━━━━━ Quellenauszug ━━━━━

140x190 willi van ooyenWilli van Ooyen

schied im Frühjahr 2017 aus dem Landtag aus.
Die Fraktion dankt Ihr für Ihren langjährigen parlamentarischen Einsatz.
 
   
 

 
  


Reden

Kommunaler Finanzausgleich 2016: Anschlag auf die politische Kultur

unredigiertes Redemanuskript
- es gilt das gesprochene Wort -

Meine Damen und Herren, Herr Präsident!

Der Ausgangspunkt der heutigen Debatte ist die verfassungswidrige Kürzung des KFA um 350 Millionen Euro jährlich seit dem Jahr 2011. Damals hatte sich eine schwarz-gelbe Landesregierung daran gemacht den Landeshaushalt auf Kosten der Kommunen zu sanieren und ihnen einfach 350 Millionen Euro aus dem KFA gestrichen.

Im Ergebnis hat nicht nur die Landesregierung vor dem Staatsgerichtshof verloren, im Ergebnis haben vor allem die Kommunen verloren und die Menschen die vor Ort auf eine handlungsfähige kommunale Selbstverwaltung angewiesen sind.

━━━━━ Datenzeilen ━━━━━

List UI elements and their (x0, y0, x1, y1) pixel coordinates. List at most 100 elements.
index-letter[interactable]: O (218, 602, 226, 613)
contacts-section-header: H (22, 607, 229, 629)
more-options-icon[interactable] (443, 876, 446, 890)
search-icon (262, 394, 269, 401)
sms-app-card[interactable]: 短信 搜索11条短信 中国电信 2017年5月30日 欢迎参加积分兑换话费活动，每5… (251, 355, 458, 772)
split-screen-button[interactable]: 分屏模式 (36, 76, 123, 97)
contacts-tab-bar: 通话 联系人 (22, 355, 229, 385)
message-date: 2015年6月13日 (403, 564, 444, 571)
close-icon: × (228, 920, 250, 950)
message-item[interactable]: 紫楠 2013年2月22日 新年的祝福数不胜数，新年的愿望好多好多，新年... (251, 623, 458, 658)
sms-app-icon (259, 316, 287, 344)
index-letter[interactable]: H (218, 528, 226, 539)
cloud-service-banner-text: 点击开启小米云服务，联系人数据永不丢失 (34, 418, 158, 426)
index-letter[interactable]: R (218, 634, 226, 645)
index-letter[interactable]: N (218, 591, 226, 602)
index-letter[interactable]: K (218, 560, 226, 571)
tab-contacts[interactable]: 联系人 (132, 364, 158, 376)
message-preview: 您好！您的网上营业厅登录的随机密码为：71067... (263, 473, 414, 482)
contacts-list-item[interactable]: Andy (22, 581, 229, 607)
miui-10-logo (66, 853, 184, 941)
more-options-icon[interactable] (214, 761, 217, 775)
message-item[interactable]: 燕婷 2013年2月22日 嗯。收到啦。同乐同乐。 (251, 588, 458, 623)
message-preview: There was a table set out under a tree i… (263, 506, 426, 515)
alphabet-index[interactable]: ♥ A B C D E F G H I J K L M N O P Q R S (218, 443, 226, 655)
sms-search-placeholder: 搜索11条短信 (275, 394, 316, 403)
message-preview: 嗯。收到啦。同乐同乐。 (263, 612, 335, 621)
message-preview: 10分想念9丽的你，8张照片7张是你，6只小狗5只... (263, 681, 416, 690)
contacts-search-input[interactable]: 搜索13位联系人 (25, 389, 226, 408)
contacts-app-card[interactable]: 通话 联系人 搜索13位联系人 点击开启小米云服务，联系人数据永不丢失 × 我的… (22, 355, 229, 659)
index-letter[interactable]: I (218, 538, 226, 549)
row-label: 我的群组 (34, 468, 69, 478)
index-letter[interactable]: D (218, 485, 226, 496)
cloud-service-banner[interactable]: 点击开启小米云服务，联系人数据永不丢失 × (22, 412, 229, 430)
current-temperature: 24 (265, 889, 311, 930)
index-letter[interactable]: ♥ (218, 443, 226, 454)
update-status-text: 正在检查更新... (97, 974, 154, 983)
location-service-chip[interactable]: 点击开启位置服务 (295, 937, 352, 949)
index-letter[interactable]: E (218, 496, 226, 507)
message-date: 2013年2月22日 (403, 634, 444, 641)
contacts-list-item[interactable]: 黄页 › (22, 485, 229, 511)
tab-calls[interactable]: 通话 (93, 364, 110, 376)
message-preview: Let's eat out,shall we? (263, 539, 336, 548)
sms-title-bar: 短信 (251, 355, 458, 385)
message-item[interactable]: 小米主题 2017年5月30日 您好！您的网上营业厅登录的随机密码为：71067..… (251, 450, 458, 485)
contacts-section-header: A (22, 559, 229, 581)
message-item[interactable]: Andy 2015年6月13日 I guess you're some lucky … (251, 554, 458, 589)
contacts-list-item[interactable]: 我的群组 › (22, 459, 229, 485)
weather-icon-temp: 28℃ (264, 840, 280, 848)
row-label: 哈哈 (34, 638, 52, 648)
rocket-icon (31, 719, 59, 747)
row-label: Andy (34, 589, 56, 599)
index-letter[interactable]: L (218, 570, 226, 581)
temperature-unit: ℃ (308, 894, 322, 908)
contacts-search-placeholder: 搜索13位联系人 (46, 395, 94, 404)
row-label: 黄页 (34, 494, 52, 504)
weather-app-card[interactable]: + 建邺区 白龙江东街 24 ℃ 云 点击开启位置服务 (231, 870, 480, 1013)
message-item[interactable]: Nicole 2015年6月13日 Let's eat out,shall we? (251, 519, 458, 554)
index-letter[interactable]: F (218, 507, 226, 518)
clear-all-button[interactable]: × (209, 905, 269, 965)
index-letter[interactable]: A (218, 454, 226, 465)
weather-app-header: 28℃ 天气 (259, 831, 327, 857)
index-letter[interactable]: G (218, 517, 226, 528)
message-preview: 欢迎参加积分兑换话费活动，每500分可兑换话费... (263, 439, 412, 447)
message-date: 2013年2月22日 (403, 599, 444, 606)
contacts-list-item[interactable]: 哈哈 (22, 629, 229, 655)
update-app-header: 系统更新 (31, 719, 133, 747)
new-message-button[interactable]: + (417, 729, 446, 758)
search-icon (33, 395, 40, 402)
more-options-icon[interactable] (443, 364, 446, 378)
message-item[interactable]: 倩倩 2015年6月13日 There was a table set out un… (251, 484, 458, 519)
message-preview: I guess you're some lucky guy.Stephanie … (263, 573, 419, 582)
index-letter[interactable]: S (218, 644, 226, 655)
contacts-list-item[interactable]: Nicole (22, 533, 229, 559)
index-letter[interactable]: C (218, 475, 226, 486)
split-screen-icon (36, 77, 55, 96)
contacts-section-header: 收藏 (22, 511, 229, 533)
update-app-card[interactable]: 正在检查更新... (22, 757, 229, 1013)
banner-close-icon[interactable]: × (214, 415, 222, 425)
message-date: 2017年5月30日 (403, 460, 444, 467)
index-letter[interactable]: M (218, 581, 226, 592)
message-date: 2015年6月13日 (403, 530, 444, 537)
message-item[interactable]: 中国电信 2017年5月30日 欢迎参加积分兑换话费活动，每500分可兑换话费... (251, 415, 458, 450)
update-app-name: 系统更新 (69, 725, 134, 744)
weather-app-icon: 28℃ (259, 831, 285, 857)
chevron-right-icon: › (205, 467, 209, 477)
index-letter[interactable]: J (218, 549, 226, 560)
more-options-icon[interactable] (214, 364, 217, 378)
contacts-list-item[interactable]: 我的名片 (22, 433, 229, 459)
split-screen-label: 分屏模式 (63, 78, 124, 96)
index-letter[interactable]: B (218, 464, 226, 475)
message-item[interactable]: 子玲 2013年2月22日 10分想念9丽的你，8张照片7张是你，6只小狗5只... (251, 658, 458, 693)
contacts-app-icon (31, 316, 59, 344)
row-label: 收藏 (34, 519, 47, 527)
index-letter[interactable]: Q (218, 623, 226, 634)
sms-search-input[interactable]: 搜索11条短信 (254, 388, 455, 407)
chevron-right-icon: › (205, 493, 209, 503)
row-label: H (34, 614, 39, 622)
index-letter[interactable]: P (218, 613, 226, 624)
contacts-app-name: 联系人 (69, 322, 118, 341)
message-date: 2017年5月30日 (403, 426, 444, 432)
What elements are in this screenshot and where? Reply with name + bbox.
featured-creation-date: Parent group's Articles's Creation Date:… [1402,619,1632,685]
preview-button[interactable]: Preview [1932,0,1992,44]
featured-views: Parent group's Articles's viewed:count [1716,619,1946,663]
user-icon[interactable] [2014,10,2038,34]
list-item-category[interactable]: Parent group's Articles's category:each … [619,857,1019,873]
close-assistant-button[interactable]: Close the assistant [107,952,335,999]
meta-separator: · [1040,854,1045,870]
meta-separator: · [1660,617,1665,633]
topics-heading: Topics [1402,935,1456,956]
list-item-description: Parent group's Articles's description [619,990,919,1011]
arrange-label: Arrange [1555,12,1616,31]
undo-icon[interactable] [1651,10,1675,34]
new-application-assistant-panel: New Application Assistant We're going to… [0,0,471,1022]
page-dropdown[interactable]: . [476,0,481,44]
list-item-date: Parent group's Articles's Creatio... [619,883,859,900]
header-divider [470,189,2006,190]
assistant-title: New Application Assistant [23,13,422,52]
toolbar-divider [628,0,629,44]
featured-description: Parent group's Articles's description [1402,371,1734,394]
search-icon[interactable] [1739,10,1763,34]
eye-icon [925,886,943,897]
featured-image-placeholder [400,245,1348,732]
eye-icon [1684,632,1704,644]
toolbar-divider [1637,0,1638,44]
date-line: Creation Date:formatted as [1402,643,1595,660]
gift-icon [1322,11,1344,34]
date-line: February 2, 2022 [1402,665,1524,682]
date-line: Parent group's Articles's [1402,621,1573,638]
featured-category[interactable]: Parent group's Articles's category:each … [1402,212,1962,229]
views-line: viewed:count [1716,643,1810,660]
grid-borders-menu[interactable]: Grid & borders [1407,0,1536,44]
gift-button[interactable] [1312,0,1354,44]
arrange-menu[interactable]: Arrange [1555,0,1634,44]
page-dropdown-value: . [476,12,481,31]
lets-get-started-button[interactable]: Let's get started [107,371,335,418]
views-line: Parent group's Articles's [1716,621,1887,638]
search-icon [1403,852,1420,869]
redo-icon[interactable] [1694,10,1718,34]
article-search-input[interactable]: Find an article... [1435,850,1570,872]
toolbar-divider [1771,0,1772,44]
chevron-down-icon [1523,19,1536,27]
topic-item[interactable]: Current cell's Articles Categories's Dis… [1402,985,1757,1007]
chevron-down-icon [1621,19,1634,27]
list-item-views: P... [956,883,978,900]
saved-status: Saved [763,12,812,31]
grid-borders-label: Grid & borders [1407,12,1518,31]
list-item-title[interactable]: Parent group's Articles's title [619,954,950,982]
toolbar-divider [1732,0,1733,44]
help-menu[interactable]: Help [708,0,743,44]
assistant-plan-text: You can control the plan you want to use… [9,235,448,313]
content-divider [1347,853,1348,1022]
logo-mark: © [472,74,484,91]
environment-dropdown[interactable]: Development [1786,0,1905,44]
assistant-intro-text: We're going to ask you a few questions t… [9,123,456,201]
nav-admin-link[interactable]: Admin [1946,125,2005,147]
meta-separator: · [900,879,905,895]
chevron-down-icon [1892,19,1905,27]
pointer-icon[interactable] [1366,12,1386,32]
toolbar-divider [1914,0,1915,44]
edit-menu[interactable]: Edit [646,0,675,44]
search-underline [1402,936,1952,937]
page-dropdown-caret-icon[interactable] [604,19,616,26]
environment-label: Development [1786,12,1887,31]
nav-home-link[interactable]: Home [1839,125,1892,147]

━━━━━

Aufgabendetails >> Um welchen Betrag wurde der KFA laut Quellenauszug jährlich gekürzt, und seit welchem Jahr?

Ergebnis der Aufgabe >> Um 350 Millionen Euro jährlich, seit dem Jahr 2011.